_AIM OF THE EXERCISE_
Return each line of the records with nothing changed, pictures excepted.

_EXCERPTED DATA_
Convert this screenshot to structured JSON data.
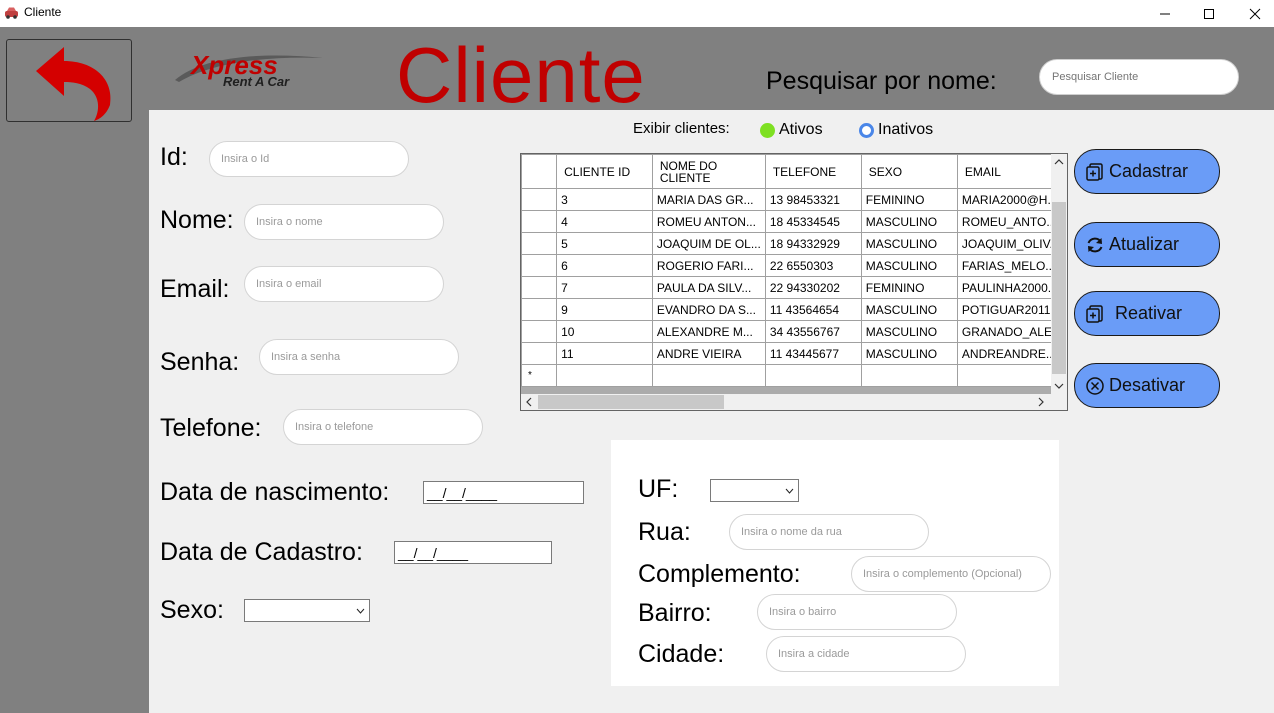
{
  "window": {
    "title": "Cliente",
    "icons": [
      "car-app-icon",
      "minimize-icon",
      "maximize-icon",
      "close-icon"
    ]
  },
  "header": {
    "back_icon": "back-arrow-icon",
    "logo_main": "Xpress",
    "logo_sub": "Rent A Car",
    "title": "Cliente",
    "search_label": "Pesquisar por nome:",
    "search_placeholder": "Pesquisar Cliente"
  },
  "form": {
    "id_label": "Id:",
    "id_placeholder": "Insira o Id",
    "nome_label": "Nome:",
    "nome_placeholder": "Insira o nome",
    "email_label": "Email:",
    "email_placeholder": "Insira o email",
    "senha_label": "Senha:",
    "senha_placeholder": "Insira a senha",
    "telefone_label": "Telefone:",
    "telefone_placeholder": "Insira o telefone",
    "nascimento_label": "Data de nascimento:",
    "nascimento_value": "__/__/____",
    "cadastro_label": "Data de Cadastro:",
    "cadastro_value": "__/__/____",
    "sexo_label": "Sexo:",
    "sexo_value": ""
  },
  "filter": {
    "label": "Exibir clientes:",
    "ativos": "Ativos",
    "inativos": "Inativos",
    "ativos_color": "#7ee022",
    "inativos_color": "#4a86e8"
  },
  "grid": {
    "columns": [
      "CLIENTE ID",
      "NOME DO CLIENTE",
      "TELEFONE",
      "SEXO",
      "EMAIL"
    ],
    "rows": [
      [
        "3",
        "MARIA DAS GR...",
        "13 98453321",
        "FEMININO",
        "MARIA2000@H..."
      ],
      [
        "4",
        "ROMEU ANTON...",
        "18 45334545",
        "MASCULINO",
        "ROMEU_ANTO..."
      ],
      [
        "5",
        "JOAQUIM DE OL...",
        "18 94332929",
        "MASCULINO",
        "JOAQUIM_OLIV..."
      ],
      [
        "6",
        "ROGERIO FARI...",
        "22 6550303",
        "MASCULINO",
        "FARIAS_MELO..."
      ],
      [
        "7",
        "PAULA DA SILV...",
        "22 94330202",
        "FEMININO",
        "PAULINHA2000..."
      ],
      [
        "9",
        "EVANDRO DA S...",
        "11 43564654",
        "MASCULINO",
        "POTIGUAR2011..."
      ],
      [
        "10",
        "ALEXANDRE M...",
        "34 43556767",
        "MASCULINO",
        "GRANADO_ALE..."
      ],
      [
        "11",
        "ANDRE VIEIRA",
        "11 43445677",
        "MASCULINO",
        "ANDREANDRE..."
      ]
    ],
    "new_row_marker": "*"
  },
  "actions": {
    "cadastrar": "Cadastrar",
    "atualizar": "Atualizar",
    "reativar": "Reativar",
    "desativar": "Desativar",
    "button_color": "#6a9cf7"
  },
  "address": {
    "uf_label": "UF:",
    "uf_value": "",
    "rua_label": "Rua:",
    "rua_placeholder": "Insira o nome da rua",
    "complemento_label": "Complemento:",
    "complemento_placeholder": "Insira o complemento (Opcional)",
    "bairro_label": "Bairro:",
    "bairro_placeholder": "Insira o bairro",
    "cidade_label": "Cidade:",
    "cidade_placeholder": "Insira a cidade"
  },
  "colors": {
    "title_red": "#c00000",
    "background_gray": "#808080",
    "panel_gray": "#f0f0f0"
  }
}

_REPLY_
Convert this screenshot to structured JSON data.
{
  "window": {
    "title": "Cliente",
    "icons": [
      "car-app-icon",
      "minimize-icon",
      "maximize-icon",
      "close-icon"
    ]
  },
  "header": {
    "back_icon": "back-arrow-icon",
    "logo_main": "Xpress",
    "logo_sub": "Rent A Car",
    "title": "Cliente",
    "search_label": "Pesquisar por nome:",
    "search_placeholder": "Pesquisar Cliente"
  },
  "form": {
    "id_label": "Id:",
    "id_placeholder": "Insira o Id",
    "nome_label": "Nome:",
    "nome_placeholder": "Insira o nome",
    "email_label": "Email:",
    "email_placeholder": "Insira o email",
    "senha_label": "Senha:",
    "senha_placeholder": "Insira a senha",
    "telefone_label": "Telefone:",
    "telefone_placeholder": "Insira o telefone",
    "nascimento_label": "Data de nascimento:",
    "nascimento_value": "__/__/____",
    "cadastro_label": "Data de Cadastro:",
    "cadastro_value": "__/__/____",
    "sexo_label": "Sexo:",
    "sexo_value": ""
  },
  "filter": {
    "label": "Exibir clientes:",
    "ativos": "Ativos",
    "inativos": "Inativos",
    "ativos_color": "#7ee022",
    "inativos_color": "#4a86e8"
  },
  "grid": {
    "columns": [
      "CLIENTE ID",
      "NOME DO CLIENTE",
      "TELEFONE",
      "SEXO",
      "EMAIL"
    ],
    "rows": [
      [
        "3",
        "MARIA DAS GR...",
        "13 98453321",
        "FEMININO",
        "MARIA2000@H..."
      ],
      [
        "4",
        "ROMEU ANTON...",
        "18 45334545",
        "MASCULINO",
        "ROMEU_ANTO..."
      ],
      [
        "5",
        "JOAQUIM DE OL...",
        "18 94332929",
        "MASCULINO",
        "JOAQUIM_OLIV..."
      ],
      [
        "6",
        "ROGERIO FARI...",
        "22 6550303",
        "MASCULINO",
        "FARIAS_MELO..."
      ],
      [
        "7",
        "PAULA DA SILV...",
        "22 94330202",
        "FEMININO",
        "PAULINHA2000..."
      ],
      [
        "9",
        "EVANDRO DA S...",
        "11 43564654",
        "MASCULINO",
        "POTIGUAR2011..."
      ],
      [
        "10",
        "ALEXANDRE M...",
        "34 43556767",
        "MASCULINO",
        "GRANADO_ALE..."
      ],
      [
        "11",
        "ANDRE VIEIRA",
        "11 43445677",
        "MASCULINO",
        "ANDREANDRE..."
      ]
    ],
    "new_row_marker": "*"
  },
  "actions": {
    "cadastrar": "Cadastrar",
    "atualizar": "Atualizar",
    "reativar": "Reativar",
    "desativar": "Desativar",
    "button_color": "#6a9cf7"
  },
  "address": {
    "uf_label": "UF:",
    "uf_value": "",
    "rua_label": "Rua:",
    "rua_placeholder": "Insira o nome da rua",
    "complemento_label": "Complemento:",
    "complemento_placeholder": "Insira o complemento (Opcional)",
    "bairro_label": "Bairro:",
    "bairro_placeholder": "Insira o bairro",
    "cidade_label": "Cidade:",
    "cidade_placeholder": "Insira a cidade"
  },
  "colors": {
    "title_red": "#c00000",
    "background_gray": "#808080",
    "panel_gray": "#f0f0f0"
  }
}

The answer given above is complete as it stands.